* [Stated task]: Repeat the material below exactly, with no pictures.

(Stored records)
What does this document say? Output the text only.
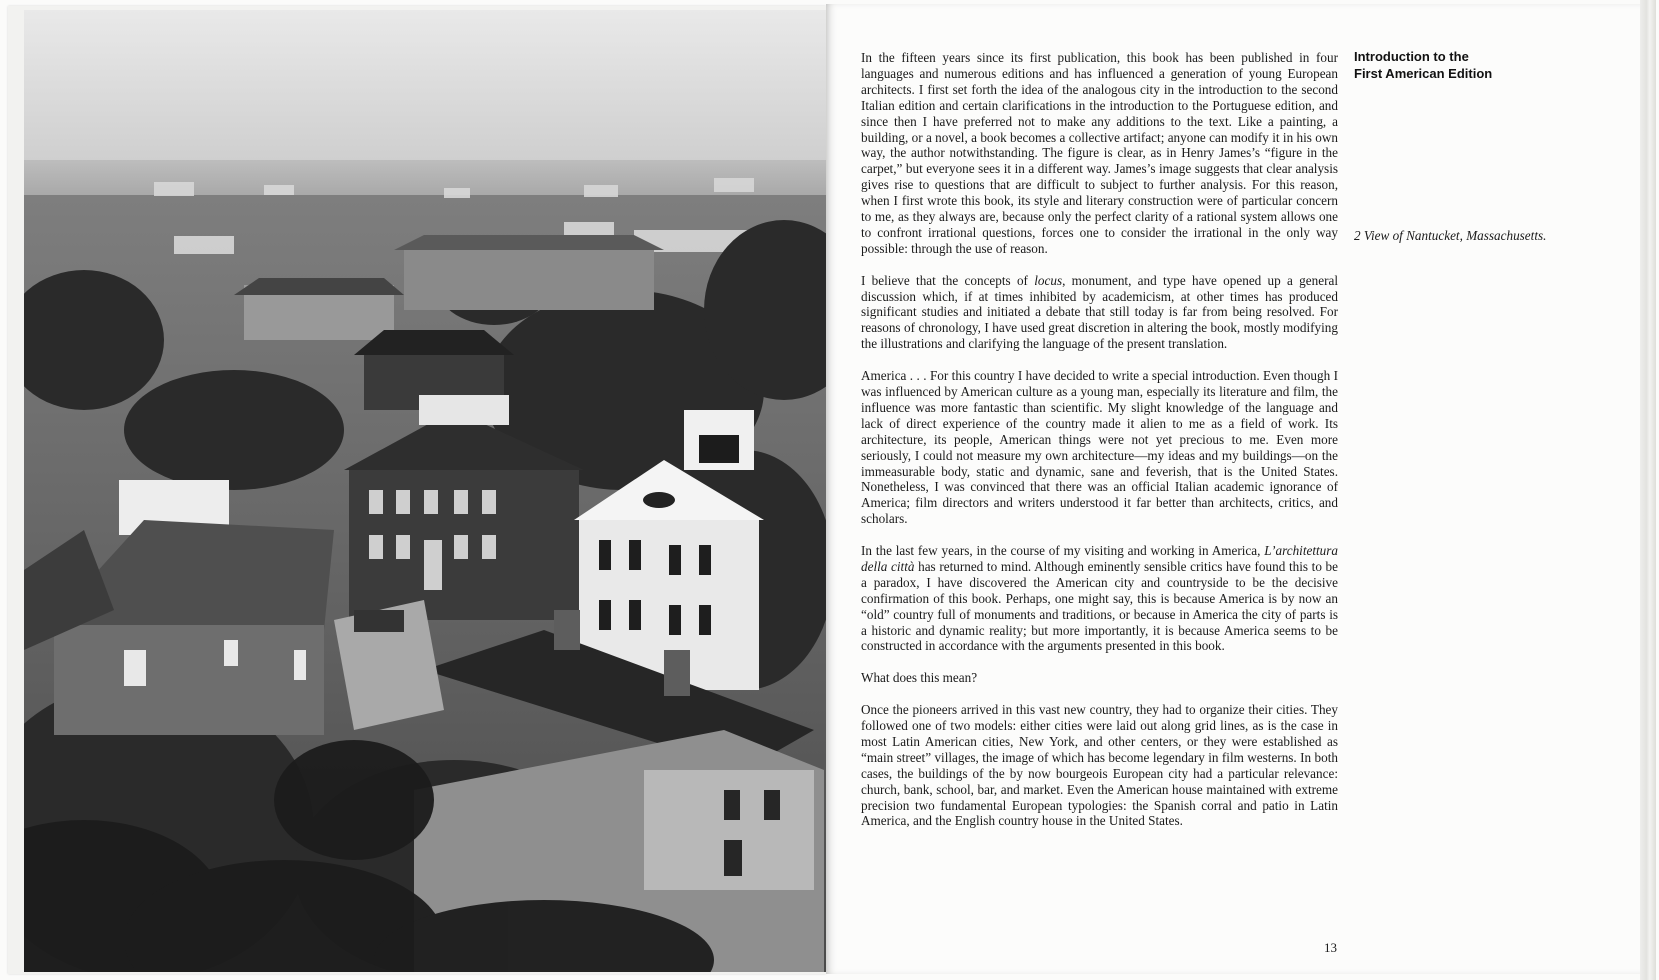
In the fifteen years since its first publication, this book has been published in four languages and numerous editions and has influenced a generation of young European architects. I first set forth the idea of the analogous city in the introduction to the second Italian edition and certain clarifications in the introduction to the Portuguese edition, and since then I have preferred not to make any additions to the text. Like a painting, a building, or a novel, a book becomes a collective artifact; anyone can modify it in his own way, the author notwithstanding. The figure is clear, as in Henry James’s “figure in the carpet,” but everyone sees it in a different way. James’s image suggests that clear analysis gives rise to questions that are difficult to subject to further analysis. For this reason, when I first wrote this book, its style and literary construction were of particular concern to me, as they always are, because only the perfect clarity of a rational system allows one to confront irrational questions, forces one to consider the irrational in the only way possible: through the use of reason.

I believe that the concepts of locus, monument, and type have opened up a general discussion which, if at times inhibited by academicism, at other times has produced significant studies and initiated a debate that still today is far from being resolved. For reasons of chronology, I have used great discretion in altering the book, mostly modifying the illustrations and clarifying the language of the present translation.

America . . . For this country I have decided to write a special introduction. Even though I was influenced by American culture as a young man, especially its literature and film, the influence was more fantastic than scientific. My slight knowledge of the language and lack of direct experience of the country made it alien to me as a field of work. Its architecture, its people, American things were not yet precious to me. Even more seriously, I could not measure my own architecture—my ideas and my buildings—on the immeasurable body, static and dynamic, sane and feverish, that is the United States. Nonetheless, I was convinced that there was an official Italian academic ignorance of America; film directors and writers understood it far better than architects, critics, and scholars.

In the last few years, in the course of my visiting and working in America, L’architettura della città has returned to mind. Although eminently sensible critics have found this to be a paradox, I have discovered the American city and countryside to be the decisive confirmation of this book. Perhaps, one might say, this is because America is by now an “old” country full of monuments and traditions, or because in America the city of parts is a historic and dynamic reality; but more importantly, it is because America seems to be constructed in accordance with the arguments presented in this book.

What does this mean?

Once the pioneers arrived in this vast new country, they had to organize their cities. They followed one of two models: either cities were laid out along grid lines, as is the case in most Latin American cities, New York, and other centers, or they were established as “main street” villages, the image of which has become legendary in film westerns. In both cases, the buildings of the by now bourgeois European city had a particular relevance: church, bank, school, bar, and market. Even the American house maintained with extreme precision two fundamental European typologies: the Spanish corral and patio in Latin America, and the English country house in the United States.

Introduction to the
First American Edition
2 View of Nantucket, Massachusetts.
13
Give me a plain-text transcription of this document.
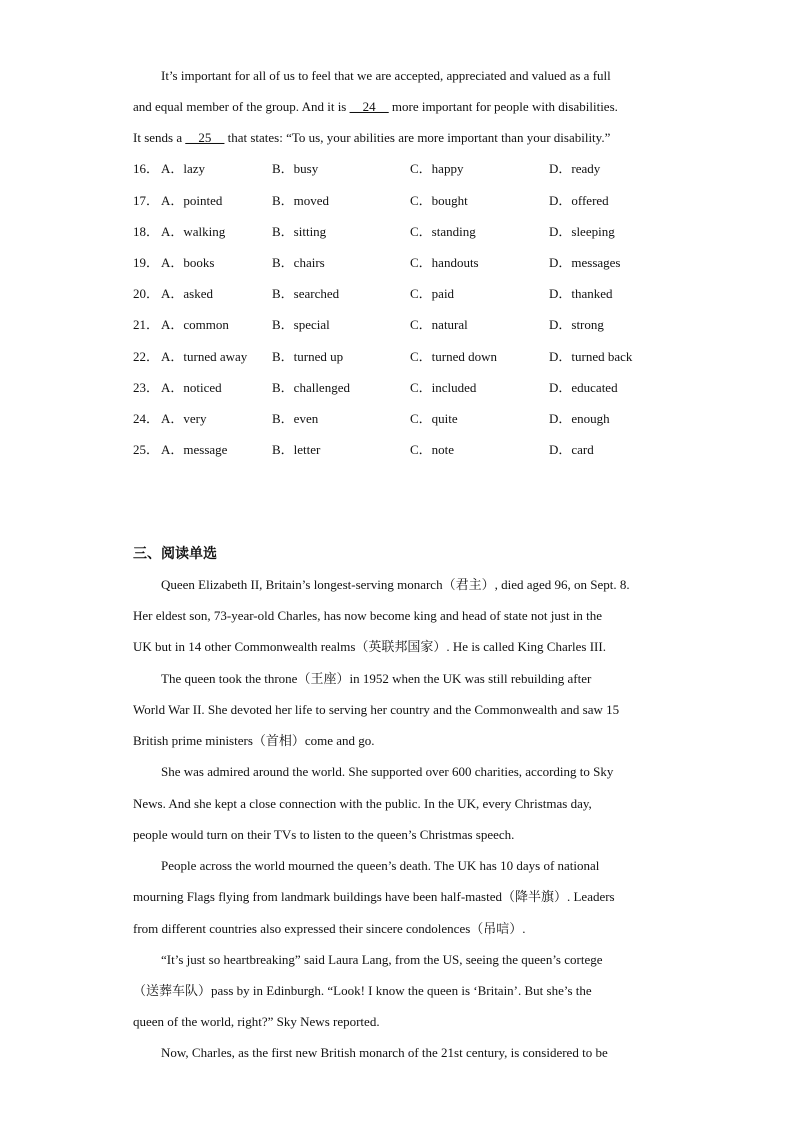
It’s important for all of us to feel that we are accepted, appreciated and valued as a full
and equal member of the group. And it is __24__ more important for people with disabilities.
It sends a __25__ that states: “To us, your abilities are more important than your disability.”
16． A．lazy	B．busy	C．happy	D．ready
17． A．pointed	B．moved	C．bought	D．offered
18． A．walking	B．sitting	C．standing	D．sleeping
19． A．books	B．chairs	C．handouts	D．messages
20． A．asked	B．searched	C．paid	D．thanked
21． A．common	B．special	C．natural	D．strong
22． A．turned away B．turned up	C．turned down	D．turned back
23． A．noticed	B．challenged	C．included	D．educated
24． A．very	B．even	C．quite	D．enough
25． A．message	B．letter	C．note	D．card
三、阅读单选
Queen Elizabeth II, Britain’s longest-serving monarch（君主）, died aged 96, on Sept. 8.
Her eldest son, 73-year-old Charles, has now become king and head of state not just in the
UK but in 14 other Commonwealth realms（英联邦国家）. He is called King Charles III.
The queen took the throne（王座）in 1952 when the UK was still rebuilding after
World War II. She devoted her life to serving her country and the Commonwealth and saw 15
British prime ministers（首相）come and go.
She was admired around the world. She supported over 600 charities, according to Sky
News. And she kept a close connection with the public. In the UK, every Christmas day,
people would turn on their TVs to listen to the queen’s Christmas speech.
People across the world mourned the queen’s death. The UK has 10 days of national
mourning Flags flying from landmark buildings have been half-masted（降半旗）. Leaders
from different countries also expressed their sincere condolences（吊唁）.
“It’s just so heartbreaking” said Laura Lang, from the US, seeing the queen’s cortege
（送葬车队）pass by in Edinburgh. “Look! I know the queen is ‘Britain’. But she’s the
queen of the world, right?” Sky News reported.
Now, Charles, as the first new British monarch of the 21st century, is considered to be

* [Solution for this problem]:
What does this document say? Output the text only.
In the fifteen years since its first publication, this book has been published in four languages and numerous editions and has influenced a generation of young European architects. I first set forth the idea of the analogous city in the introduction to the second Italian edition and certain clarifications in the introduction to the Portuguese edition, and since then I have preferred not to make any additions to the text. Like a painting, a building, or a novel, a book becomes a collective artifact; anyone can modify it in his own way, the author notwithstanding. The figure is clear, as in Henry James’s “figure in the carpet,” but everyone sees it in a different way. James’s image suggests that clear analysis gives rise to questions that are difficult to subject to further analysis. For this reason, when I first wrote this book, its style and literary construction were of particular concern to me, as they always are, because only the perfect clarity of a rational system allows one to confront irrational questions, forces one to consider the irrational in the only way possible: through the use of reason.

I believe that the concepts of locus, monument, and type have opened up a general discussion which, if at times inhibited by academicism, at other times has produced significant studies and initiated a debate that still today is far from being resolved. For reasons of chronology, I have used great discretion in altering the book, mostly modifying the illustrations and clarifying the language of the present translation.

America . . . For this country I have decided to write a special introduction. Even though I was influenced by American culture as a young man, especially its literature and film, the influence was more fantastic than scientific. My slight knowledge of the language and lack of direct experience of the country made it alien to me as a field of work. Its architecture, its people, American things were not yet precious to me. Even more seriously, I could not measure my own architecture—my ideas and my buildings—on the immeasurable body, static and dynamic, sane and feverish, that is the United States. Nonetheless, I was convinced that there was an official Italian academic ignorance of America; film directors and writers understood it far better than architects, critics, and scholars.

In the last few years, in the course of my visiting and working in America, L’architettura della città has returned to mind. Although eminently sensible critics have found this to be a paradox, I have discovered the American city and countryside to be the decisive confirmation of this book. Perhaps, one might say, this is because America is by now an “old” country full of monuments and traditions, or because in America the city of parts is a historic and dynamic reality; but more importantly, it is because America seems to be constructed in accordance with the arguments presented in this book.

What does this mean?

Once the pioneers arrived in this vast new country, they had to organize their cities. They followed one of two models: either cities were laid out along grid lines, as is the case in most Latin American cities, New York, and other centers, or they were established as “main street” villages, the image of which has become legendary in film westerns. In both cases, the buildings of the by now bourgeois European city had a particular relevance: church, bank, school, bar, and market. Even the American house maintained with extreme precision two fundamental European typologies: the Spanish corral and patio in Latin America, and the English country house in the United States.

Introduction to the
First American Edition
2 View of Nantucket, Massachusetts.
13
Give me a plain-text transcription of this document.
It’s important for all of us to feel that we are accepted, appreciated and valued as a full
and equal member of the group. And it is __24__ more important for people with disabilities.
It sends a __25__ that states: “To us, your abilities are more important than your disability.”
16． A．lazy	B．busy	C．happy	D．ready
17． A．pointed	B．moved	C．bought	D．offered
18． A．walking	B．sitting	C．standing	D．sleeping
19． A．books	B．chairs	C．handouts	D．messages
20． A．asked	B．searched	C．paid	D．thanked
21． A．common	B．special	C．natural	D．strong
22． A．turned away B．turned up	C．turned down	D．turned back
23． A．noticed	B．challenged	C．included	D．educated
24． A．very	B．even	C．quite	D．enough
25． A．message	B．letter	C．note	D．card
三、阅读单选
Queen Elizabeth II, Britain’s longest-serving monarch（君主）, died aged 96, on Sept. 8.
Her eldest son, 73-year-old Charles, has now become king and head of state not just in the
UK but in 14 other Commonwealth realms（英联邦国家）. He is called King Charles III.
The queen took the throne（王座）in 1952 when the UK was still rebuilding after
World War II. She devoted her life to serving her country and the Commonwealth and saw 15
British prime ministers（首相）come and go.
She was admired around the world. She supported over 600 charities, according to Sky
News. And she kept a close connection with the public. In the UK, every Christmas day,
people would turn on their TVs to listen to the queen’s Christmas speech.
People across the world mourned the queen’s death. The UK has 10 days of national
mourning Flags flying from landmark buildings have been half-masted（降半旗）. Leaders
from different countries also expressed their sincere condolences（吊唁）.
“It’s just so heartbreaking” said Laura Lang, from the US, seeing the queen’s cortege
（送葬车队）pass by in Edinburgh. “Look! I know the queen is ‘Britain’. But she’s the
queen of the world, right?” Sky News reported.
Now, Charles, as the first new British monarch of the 21st century, is considered to be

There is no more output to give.